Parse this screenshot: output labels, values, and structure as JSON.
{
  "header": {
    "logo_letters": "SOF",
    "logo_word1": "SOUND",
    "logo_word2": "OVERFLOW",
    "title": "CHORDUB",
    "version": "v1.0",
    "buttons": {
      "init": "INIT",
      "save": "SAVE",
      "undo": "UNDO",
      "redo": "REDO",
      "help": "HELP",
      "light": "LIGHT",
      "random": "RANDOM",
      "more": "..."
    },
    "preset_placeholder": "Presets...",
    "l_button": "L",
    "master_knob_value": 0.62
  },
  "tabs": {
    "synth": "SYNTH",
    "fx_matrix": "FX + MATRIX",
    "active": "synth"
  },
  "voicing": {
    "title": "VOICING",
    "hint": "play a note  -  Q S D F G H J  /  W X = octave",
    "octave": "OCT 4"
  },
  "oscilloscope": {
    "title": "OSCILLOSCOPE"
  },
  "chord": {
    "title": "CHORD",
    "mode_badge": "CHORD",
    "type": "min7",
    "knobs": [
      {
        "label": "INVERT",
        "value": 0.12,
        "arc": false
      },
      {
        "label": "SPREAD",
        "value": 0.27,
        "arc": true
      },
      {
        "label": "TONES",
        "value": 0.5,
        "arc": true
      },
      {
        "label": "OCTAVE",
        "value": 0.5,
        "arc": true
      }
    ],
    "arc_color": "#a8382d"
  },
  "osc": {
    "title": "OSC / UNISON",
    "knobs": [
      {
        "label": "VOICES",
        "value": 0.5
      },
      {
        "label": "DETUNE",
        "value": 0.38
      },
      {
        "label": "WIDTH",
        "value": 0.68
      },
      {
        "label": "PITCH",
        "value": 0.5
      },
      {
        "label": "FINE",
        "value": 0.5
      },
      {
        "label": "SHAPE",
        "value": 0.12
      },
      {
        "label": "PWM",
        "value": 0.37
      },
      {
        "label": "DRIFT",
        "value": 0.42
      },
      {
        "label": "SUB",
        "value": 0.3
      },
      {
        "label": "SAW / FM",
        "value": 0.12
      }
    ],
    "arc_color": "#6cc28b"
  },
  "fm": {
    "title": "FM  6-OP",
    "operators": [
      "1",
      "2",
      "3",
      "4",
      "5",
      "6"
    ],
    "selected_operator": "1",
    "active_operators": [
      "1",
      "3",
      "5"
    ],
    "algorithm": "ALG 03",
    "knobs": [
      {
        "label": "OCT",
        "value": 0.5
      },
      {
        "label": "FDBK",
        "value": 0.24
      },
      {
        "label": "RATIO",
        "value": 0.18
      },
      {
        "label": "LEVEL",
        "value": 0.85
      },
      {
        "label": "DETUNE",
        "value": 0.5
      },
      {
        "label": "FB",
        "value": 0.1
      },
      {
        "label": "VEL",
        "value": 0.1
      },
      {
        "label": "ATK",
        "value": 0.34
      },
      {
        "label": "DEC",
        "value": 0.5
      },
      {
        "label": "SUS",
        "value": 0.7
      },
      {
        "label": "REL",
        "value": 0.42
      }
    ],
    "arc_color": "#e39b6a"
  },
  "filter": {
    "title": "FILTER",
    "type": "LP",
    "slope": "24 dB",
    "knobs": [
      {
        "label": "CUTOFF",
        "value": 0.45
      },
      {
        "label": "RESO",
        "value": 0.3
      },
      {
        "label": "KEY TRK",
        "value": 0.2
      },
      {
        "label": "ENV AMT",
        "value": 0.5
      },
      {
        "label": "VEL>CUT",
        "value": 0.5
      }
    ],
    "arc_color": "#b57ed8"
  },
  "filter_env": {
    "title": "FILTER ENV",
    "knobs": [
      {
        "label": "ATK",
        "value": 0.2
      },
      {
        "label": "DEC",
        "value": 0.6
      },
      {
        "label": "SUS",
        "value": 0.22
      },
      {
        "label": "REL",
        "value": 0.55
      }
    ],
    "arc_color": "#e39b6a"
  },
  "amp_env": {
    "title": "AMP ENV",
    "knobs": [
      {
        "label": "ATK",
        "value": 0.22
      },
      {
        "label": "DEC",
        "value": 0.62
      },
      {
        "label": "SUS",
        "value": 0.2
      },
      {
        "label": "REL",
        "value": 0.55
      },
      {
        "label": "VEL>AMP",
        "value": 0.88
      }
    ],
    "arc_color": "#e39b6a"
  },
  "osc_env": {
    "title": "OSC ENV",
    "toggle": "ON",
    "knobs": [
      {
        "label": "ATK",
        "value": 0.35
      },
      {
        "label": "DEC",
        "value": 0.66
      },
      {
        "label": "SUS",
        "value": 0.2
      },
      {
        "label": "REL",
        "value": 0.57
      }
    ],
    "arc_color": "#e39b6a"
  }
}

════

TASK TO CARRY OUT -
Print the records above exactly as they appear.

CORRECT ANSWER -
Parse this screenshot: output labels, values, and structure as JSON.
{
  "header": {
    "logo_letters": "SOF",
    "logo_word1": "SOUND",
    "logo_word2": "OVERFLOW",
    "title": "CHORDUB",
    "version": "v1.0",
    "buttons": {
      "init": "INIT",
      "save": "SAVE",
      "undo": "UNDO",
      "redo": "REDO",
      "help": "HELP",
      "light": "LIGHT",
      "random": "RANDOM",
      "more": "..."
    },
    "preset_placeholder": "Presets...",
    "l_button": "L",
    "master_knob_value": 0.62
  },
  "tabs": {
    "synth": "SYNTH",
    "fx_matrix": "FX + MATRIX",
    "active": "synth"
  },
  "voicing": {
    "title": "VOICING",
    "hint": "play a note  -  Q S D F G H J  /  W X = octave",
    "octave": "OCT 4"
  },
  "oscilloscope": {
    "title": "OSCILLOSCOPE"
  },
  "chord": {
    "title": "CHORD",
    "mode_badge": "CHORD",
    "type": "min7",
    "knobs": [
      {
        "label": "INVERT",
        "value": 0.12,
        "arc": false
      },
      {
        "label": "SPREAD",
        "value": 0.27,
        "arc": true
      },
      {
        "label": "TONES",
        "value": 0.5,
        "arc": true
      },
      {
        "label": "OCTAVE",
        "value": 0.5,
        "arc": true
      }
    ],
    "arc_color": "#a8382d"
  },
  "osc": {
    "title": "OSC / UNISON",
    "knobs": [
      {
        "label": "VOICES",
        "value": 0.5
      },
      {
        "label": "DETUNE",
        "value": 0.38
      },
      {
        "label": "WIDTH",
        "value": 0.68
      },
      {
        "label": "PITCH",
        "value": 0.5
      },
      {
        "label": "FINE",
        "value": 0.5
      },
      {
        "label": "SHAPE",
        "value": 0.12
      },
      {
        "label": "PWM",
        "value": 0.37
      },
      {
        "label": "DRIFT",
        "value": 0.42
      },
      {
        "label": "SUB",
        "value": 0.3
      },
      {
        "label": "SAW / FM",
        "value": 0.12
      }
    ],
    "arc_color": "#6cc28b"
  },
  "fm": {
    "title": "FM  6-OP",
    "operators": [
      "1",
      "2",
      "3",
      "4",
      "5",
      "6"
    ],
    "selected_operator": "1",
    "active_operators": [
      "1",
      "3",
      "5"
    ],
    "algorithm": "ALG 03",
    "knobs": [
      {
        "label": "OCT",
        "value": 0.5
      },
      {
        "label": "FDBK",
        "value": 0.24
      },
      {
        "label": "RATIO",
        "value": 0.18
      },
      {
        "label": "LEVEL",
        "value": 0.85
      },
      {
        "label": "DETUNE",
        "value": 0.5
      },
      {
        "label": "FB",
        "value": 0.1
      },
      {
        "label": "VEL",
        "value": 0.1
      },
      {
        "label": "ATK",
        "value": 0.34
      },
      {
        "label": "DEC",
        "value": 0.5
      },
      {
        "label": "SUS",
        "value": 0.7
      },
      {
        "label": "REL",
        "value": 0.42
      }
    ],
    "arc_color": "#e39b6a"
  },
  "filter": {
    "title": "FILTER",
    "type": "LP",
    "slope": "24 dB",
    "knobs": [
      {
        "label": "CUTOFF",
        "value": 0.45
      },
      {
        "label": "RESO",
        "value": 0.3
      },
      {
        "label": "KEY TRK",
        "value": 0.2
      },
      {
        "label": "ENV AMT",
        "value": 0.5
      },
      {
        "label": "VEL>CUT",
        "value": 0.5
      }
    ],
    "arc_color": "#b57ed8"
  },
  "filter_env": {
    "title": "FILTER ENV",
    "knobs": [
      {
        "label": "ATK",
        "value": 0.2
      },
      {
        "label": "DEC",
        "value": 0.6
      },
      {
        "label": "SUS",
        "value": 0.22
      },
      {
        "label": "REL",
        "value": 0.55
      }
    ],
    "arc_color": "#e39b6a"
  },
  "amp_env": {
    "title": "AMP ENV",
    "knobs": [
      {
        "label": "ATK",
        "value": 0.22
      },
      {
        "label": "DEC",
        "value": 0.62
      },
      {
        "label": "SUS",
        "value": 0.2
      },
      {
        "label": "REL",
        "value": 0.55
      },
      {
        "label": "VEL>AMP",
        "value": 0.88
      }
    ],
    "arc_color": "#e39b6a"
  },
  "osc_env": {
    "title": "OSC ENV",
    "toggle": "ON",
    "knobs": [
      {
        "label": "ATK",
        "value": 0.35
      },
      {
        "label": "DEC",
        "value": 0.66
      },
      {
        "label": "SUS",
        "value": 0.2
      },
      {
        "label": "REL",
        "value": 0.57
      }
    ],
    "arc_color": "#e39b6a"
  }
}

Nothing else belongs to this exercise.